╭─ Trecho selecionado
Desse modo, desde o reinício do julgamento pelo Excelso Pretório do RE nº 240.785/MG, em que se examina, com base no art. 2º, § único, da Lei Complementar nº 70, de 30 de dezembro de 1991, se o ICMS pode ser incluído na base de cálculo da COFINS, diversas decisões têm sido prolatadas, pelos mais diversos órgãos judiciais do país, infirmando a presunção de constitucionalidade da Lei nº 9.718/98 (que não é objeto daquele julgamento já iniciado).
Nesse contexto, teme-se que a má compreensão acerca da legitimidade do art. 3º, § 2º, I, da Lei nº 9.718/1998, em face do art. 195, I, da Constituição Federal, cause grave insegurança jurídica em milhares de relações tributárias, bem como significativo comprometimento de receitas tributárias. Destaque-se, ainda, a repercussão do entendimento sobre as contribuições relativas ao PIS/PASEP, na medida em que possuem mesma metodologia de cálculo da COFINS.
Assim, ante a relevante controvérsia jurisprudencial configurada, mostra-se de particular importância a decisão definitiva desse Colendo Supremo Tribunal Federal pela via do controle concentrado sobre a matéria.
╰─
╭─ Extrato de dados
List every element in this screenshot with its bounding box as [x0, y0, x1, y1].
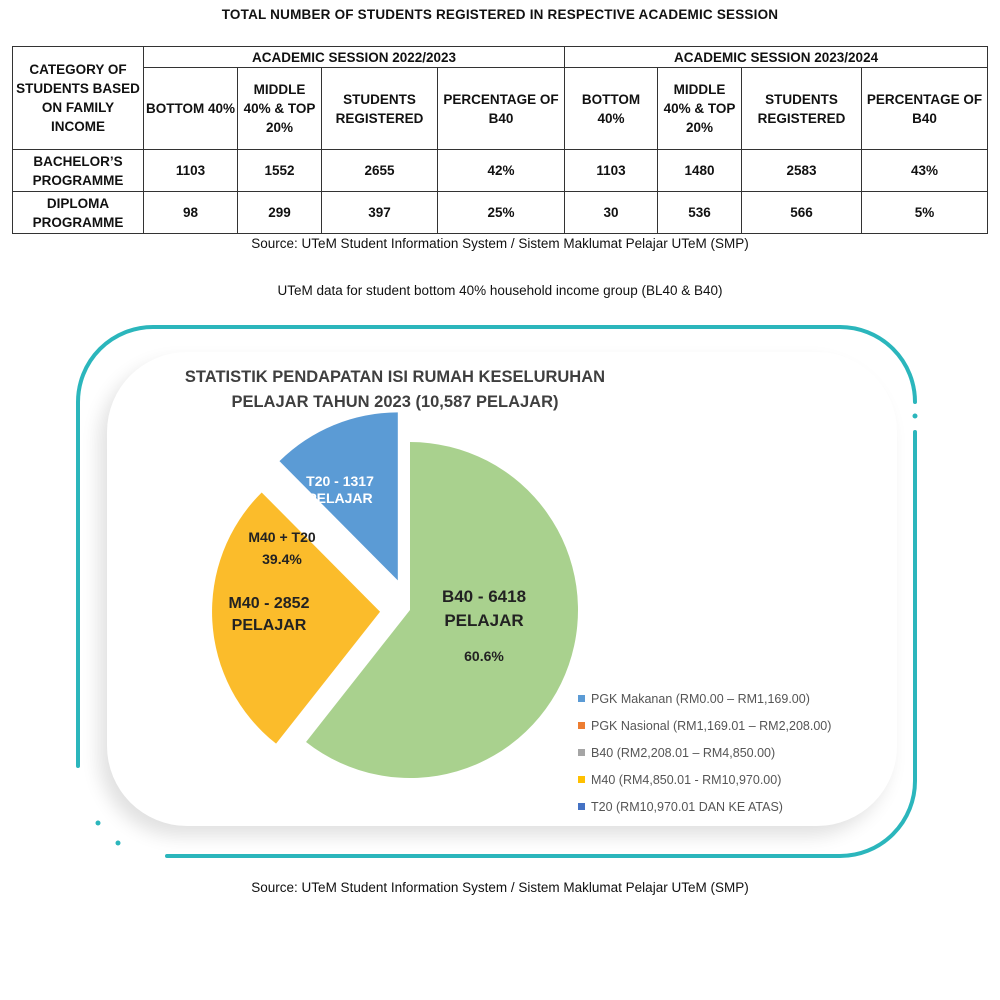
chart-source: Source: UTeM Student Information System / Sistem Maklumat Pelajar UTeM (SMP): [251, 880, 749, 895]
legend-label: PGK Makanan (RM0.00 – RM1,169.00): [591, 691, 810, 706]
legend-label: PGK Nasional (RM1,169.01 – RM2,208.00): [591, 718, 832, 733]
table-source: Source: UTeM Student Information System / Sistem Maklumat Pelajar UTeM (SMP): [251, 236, 749, 251]
chart-subtitle: PELAJAR TAHUN 2023 (10,587 PELAJAR): [231, 393, 559, 411]
chart-caption: UTeM data for student bottom 40% household income group (BL40 & B40): [277, 283, 723, 298]
column-header: BOTTOM 40%: [565, 68, 658, 150]
legend-item: [578, 685, 831, 712]
table-cell: 1103: [565, 150, 658, 192]
legend-item: [578, 712, 831, 739]
legend-item: [578, 766, 831, 793]
table-cell: 536: [658, 192, 742, 234]
column-header: MIDDLE 40% & TOP 20%: [238, 68, 322, 150]
document-title: TOTAL NUMBER OF STUDENTS REGISTERED IN RESPECTIVE ACADEMIC SESSION: [221, 7, 779, 22]
legend-label: B40 (RM2,208.01 – RM4,850.00): [591, 745, 776, 760]
table-cell: 25%: [438, 192, 565, 234]
table-cell: 299: [238, 192, 322, 234]
table-cell: 1103: [144, 150, 238, 192]
table-cell: 5%: [862, 192, 988, 234]
row-label: BACHELOR’S PROGRAMME: [13, 150, 144, 192]
legend-swatch: [578, 776, 585, 783]
b40-sublabel: PELAJAR: [444, 611, 524, 630]
legend-item: [578, 793, 831, 820]
m40-label: M40 - 2852: [228, 595, 310, 612]
table-cell: 98: [144, 192, 238, 234]
column-header: STUDENTS REGISTERED: [322, 68, 438, 150]
table-cell: 397: [322, 192, 438, 234]
column-header: PERCENTAGE OF B40: [862, 68, 988, 150]
legend-swatch: [578, 749, 585, 756]
table-cell: 43%: [862, 150, 988, 192]
t20-label: T20 - 1317: [306, 473, 374, 489]
table-cell: 566: [742, 192, 862, 234]
m40-sublabel: PELAJAR: [231, 617, 307, 634]
row-label: DIPLOMA PROGRAMME: [13, 192, 144, 234]
table-cell: 42%: [438, 150, 565, 192]
legend-swatch: [578, 722, 585, 729]
b40-percent: 60.6%: [464, 648, 504, 664]
legend-label: T20 (RM10,970.01 DAN KE ATAS): [591, 799, 783, 814]
table-cell: 1480: [658, 150, 742, 192]
legend-label: M40 (RM4,850.01 - RM10,970.00): [591, 772, 782, 787]
column-header: BOTTOM 40%: [144, 68, 238, 150]
table-cell: 1552: [238, 150, 322, 192]
legend-item: [578, 739, 831, 766]
column-header: MIDDLE 40% & TOP 20%: [658, 68, 742, 150]
chart-title: STATISTIK PENDAPATAN ISI RUMAH KESELURUHAN: [184, 368, 606, 386]
table-cell: 2583: [742, 150, 862, 192]
combined-percent: 39.4%: [262, 551, 302, 567]
chart-legend: [578, 685, 831, 820]
column-header: STUDENTS REGISTERED: [742, 68, 862, 150]
table-cell: 2655: [322, 150, 438, 192]
category-header: CATEGORY OF STUDENTS BASED ON FAMILY INCOME: [13, 47, 144, 150]
session-header-2022: ACADEMIC SESSION 2022/2023: [144, 47, 565, 68]
legend-swatch: [578, 695, 585, 702]
b40-label: B40 - 6418: [441, 587, 527, 606]
session-header-2023: ACADEMIC SESSION 2023/2024: [565, 47, 988, 68]
t20-sublabel: PELAJAR: [307, 490, 373, 506]
column-header: PERCENTAGE OF B40: [438, 68, 565, 150]
legend-swatch: [578, 803, 585, 810]
table-cell: 30: [565, 192, 658, 234]
combined-label: M40 + T20: [248, 529, 316, 545]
╰─
● **Instruções**
(a) Indique se cada afirmação concorda com o trecho sobre a COFINS, respondendo sim ou não e citando as palavras decisivas do trecho: (i) O RE nº 240.785/MG tem por objeto a Lei nº 9.718/98. (ii) As contribuições relativas ao PIS/PASEP têm a mesma metodologia de cálculo da COFINS. (iii) O trecho pede uma decisão do Supremo Tribunal Federal pela via do controle difuso.
(b) Cite literalmente a passagem do trecho sobre a COFINS que começa em "Nesse contexto, teme-se" e termina em "sobre a matéria.".

● **Respostas do exercício**
(a)
(i) Não: "que não é objeto daquele julgamento já iniciado".
(ii) Sim: "na medida em que possuem mesma metodologia de cálculo da COFINS".
(iii) Não: "pela via do controle concentrado sobre a matéria".

(b)
Nesse contexto, teme-se que a má compreensão acerca da legitimidade do art. 3º, § 2º, I, da Lei nº 9.718/1998, em face do art. 195, I, da Constituição Federal, cause grave insegurança jurídica em milhares de relações tributárias, bem como significativo comprometimento de receitas tributárias. Destaque-se, ainda, a repercussão do entendimento sobre as contribuições relativas ao PIS/PASEP, na medida em que possuem mesma metodologia de cálculo da COFINS.
Assim, ante a relevante controvérsia jurisprudencial configurada, mostra-se de particular importância a decisão definitiva desse Colendo Supremo Tribunal Federal pela via do controle concentrado sobre a matéria.